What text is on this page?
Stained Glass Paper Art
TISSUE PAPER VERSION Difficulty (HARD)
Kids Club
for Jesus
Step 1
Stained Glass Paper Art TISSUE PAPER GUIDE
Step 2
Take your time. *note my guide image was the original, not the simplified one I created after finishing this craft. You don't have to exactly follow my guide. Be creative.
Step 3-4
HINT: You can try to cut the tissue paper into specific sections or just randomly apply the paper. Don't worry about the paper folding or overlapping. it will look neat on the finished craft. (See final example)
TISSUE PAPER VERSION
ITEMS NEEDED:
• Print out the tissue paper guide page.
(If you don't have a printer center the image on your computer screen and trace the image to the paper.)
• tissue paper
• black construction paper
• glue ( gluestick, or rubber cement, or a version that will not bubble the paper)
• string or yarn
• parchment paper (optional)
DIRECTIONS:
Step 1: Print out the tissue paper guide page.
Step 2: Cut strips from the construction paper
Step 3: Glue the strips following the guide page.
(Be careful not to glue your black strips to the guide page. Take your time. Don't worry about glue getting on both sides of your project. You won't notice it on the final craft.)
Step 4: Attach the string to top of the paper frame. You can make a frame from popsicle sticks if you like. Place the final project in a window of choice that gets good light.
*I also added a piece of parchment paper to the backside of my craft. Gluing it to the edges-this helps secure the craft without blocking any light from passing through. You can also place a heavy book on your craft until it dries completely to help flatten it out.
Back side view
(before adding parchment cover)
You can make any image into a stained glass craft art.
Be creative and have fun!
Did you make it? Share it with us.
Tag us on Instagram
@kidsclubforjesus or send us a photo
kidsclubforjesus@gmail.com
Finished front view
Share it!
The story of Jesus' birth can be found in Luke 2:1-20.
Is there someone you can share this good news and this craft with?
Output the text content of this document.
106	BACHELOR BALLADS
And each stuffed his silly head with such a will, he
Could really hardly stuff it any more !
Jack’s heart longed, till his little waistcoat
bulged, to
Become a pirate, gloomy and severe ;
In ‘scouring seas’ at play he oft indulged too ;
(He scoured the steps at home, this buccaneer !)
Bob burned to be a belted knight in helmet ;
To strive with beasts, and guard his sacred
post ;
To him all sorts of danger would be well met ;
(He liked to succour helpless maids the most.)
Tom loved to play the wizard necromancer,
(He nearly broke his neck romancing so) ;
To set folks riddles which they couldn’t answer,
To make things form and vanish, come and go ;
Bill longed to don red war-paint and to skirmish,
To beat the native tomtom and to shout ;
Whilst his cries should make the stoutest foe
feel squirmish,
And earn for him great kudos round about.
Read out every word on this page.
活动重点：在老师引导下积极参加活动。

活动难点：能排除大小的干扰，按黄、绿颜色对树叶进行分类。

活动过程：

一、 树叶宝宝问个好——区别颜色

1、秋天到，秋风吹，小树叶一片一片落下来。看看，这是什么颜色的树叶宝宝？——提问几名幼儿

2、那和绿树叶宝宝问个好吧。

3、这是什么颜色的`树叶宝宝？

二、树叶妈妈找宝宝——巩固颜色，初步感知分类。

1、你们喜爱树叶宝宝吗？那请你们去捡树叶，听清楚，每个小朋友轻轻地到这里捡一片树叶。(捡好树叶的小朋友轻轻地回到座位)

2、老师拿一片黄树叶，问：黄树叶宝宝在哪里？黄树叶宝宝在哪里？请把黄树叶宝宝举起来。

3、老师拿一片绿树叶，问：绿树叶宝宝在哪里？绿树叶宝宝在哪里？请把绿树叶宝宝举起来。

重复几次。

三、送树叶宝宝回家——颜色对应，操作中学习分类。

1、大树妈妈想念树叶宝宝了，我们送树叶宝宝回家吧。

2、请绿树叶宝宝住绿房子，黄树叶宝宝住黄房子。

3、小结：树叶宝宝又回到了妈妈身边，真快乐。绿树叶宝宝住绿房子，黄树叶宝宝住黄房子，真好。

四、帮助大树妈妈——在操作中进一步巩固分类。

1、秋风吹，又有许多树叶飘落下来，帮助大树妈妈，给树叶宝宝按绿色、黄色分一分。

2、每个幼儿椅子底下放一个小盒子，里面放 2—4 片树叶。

TO DO: Make an exact copy of every entry.

TASK RESULT:
What text is on this page?
Stained Glass Paper Art
TISSUE PAPER VERSION Difficulty (HARD)
Kids Club
for Jesus
Step 1
Stained Glass Paper Art TISSUE PAPER GUIDE
Step 2
Take your time. *note my guide image was the original, not the simplified one I created after finishing this craft. You don't have to exactly follow my guide. Be creative.
Step 3-4
HINT: You can try to cut the tissue paper into specific sections or just randomly apply the paper. Don't worry about the paper folding or overlapping. it will look neat on the finished craft. (See final example)
TISSUE PAPER VERSION
ITEMS NEEDED:
• Print out the tissue paper guide page.
(If you don't have a printer center the image on your computer screen and trace the image to the paper.)
• tissue paper
• black construction paper
• glue ( gluestick, or rubber cement, or a version that will not bubble the paper)
• string or yarn
• parchment paper (optional)
DIRECTIONS:
Step 1: Print out the tissue paper guide page.
Step 2: Cut strips from the construction paper
Step 3: Glue the strips following the guide page.
(Be careful not to glue your black strips to the guide page. Take your time. Don't worry about glue getting on both sides of your project. You won't notice it on the final craft.)
Step 4: Attach the string to top of the paper frame. You can make a frame from popsicle sticks if you like. Place the final project in a window of choice that gets good light.
*I also added a piece of parchment paper to the backside of my craft. Gluing it to the edges-this helps secure the craft without blocking any light from passing through. You can also place a heavy book on your craft until it dries completely to help flatten it out.
Back side view
(before adding parchment cover)
You can make any image into a stained glass craft art.
Be creative and have fun!
Did you make it? Share it with us.
Tag us on Instagram
@kidsclubforjesus or send us a photo
kidsclubforjesus@gmail.com
Finished front view
Share it!
The story of Jesus' birth can be found in Luke 2:1-20.
Is there someone you can share this good news and this craft with?
Output the text content of this document.
106	BACHELOR BALLADS
And each stuffed his silly head with such a will, he
Could really hardly stuff it any more !
Jack’s heart longed, till his little waistcoat
bulged, to
Become a pirate, gloomy and severe ;
In ‘scouring seas’ at play he oft indulged too ;
(He scoured the steps at home, this buccaneer !)
Bob burned to be a belted knight in helmet ;
To strive with beasts, and guard his sacred
post ;
To him all sorts of danger would be well met ;
(He liked to succour helpless maids the most.)
Tom loved to play the wizard necromancer,
(He nearly broke his neck romancing so) ;
To set folks riddles which they couldn’t answer,
To make things form and vanish, come and go ;
Bill longed to don red war-paint and to skirmish,
To beat the native tomtom and to shout ;
Whilst his cries should make the stoutest foe
feel squirmish,
And earn for him great kudos round about.
Read out every word on this page.
活动重点：在老师引导下积极参加活动。

活动难点：能排除大小的干扰，按黄、绿颜色对树叶进行分类。

活动过程：

一、 树叶宝宝问个好——区别颜色

1、秋天到，秋风吹，小树叶一片一片落下来。看看，这是什么颜色的树叶宝宝？——提问几名幼儿

2、那和绿树叶宝宝问个好吧。

3、这是什么颜色的`树叶宝宝？

二、树叶妈妈找宝宝——巩固颜色，初步感知分类。

1、你们喜爱树叶宝宝吗？那请你们去捡树叶，听清楚，每个小朋友轻轻地到这里捡一片树叶。(捡好树叶的小朋友轻轻地回到座位)

2、老师拿一片黄树叶，问：黄树叶宝宝在哪里？黄树叶宝宝在哪里？请把黄树叶宝宝举起来。

3、老师拿一片绿树叶，问：绿树叶宝宝在哪里？绿树叶宝宝在哪里？请把绿树叶宝宝举起来。

重复几次。

三、送树叶宝宝回家——颜色对应，操作中学习分类。

1、大树妈妈想念树叶宝宝了，我们送树叶宝宝回家吧。

2、请绿树叶宝宝住绿房子，黄树叶宝宝住黄房子。

3、小结：树叶宝宝又回到了妈妈身边，真快乐。绿树叶宝宝住绿房子，黄树叶宝宝住黄房子，真好。

四、帮助大树妈妈——在操作中进一步巩固分类。

1、秋风吹，又有许多树叶飘落下来，帮助大树妈妈，给树叶宝宝按绿色、黄色分一分。

2、每个幼儿椅子底下放一个小盒子，里面放 2—4 片树叶。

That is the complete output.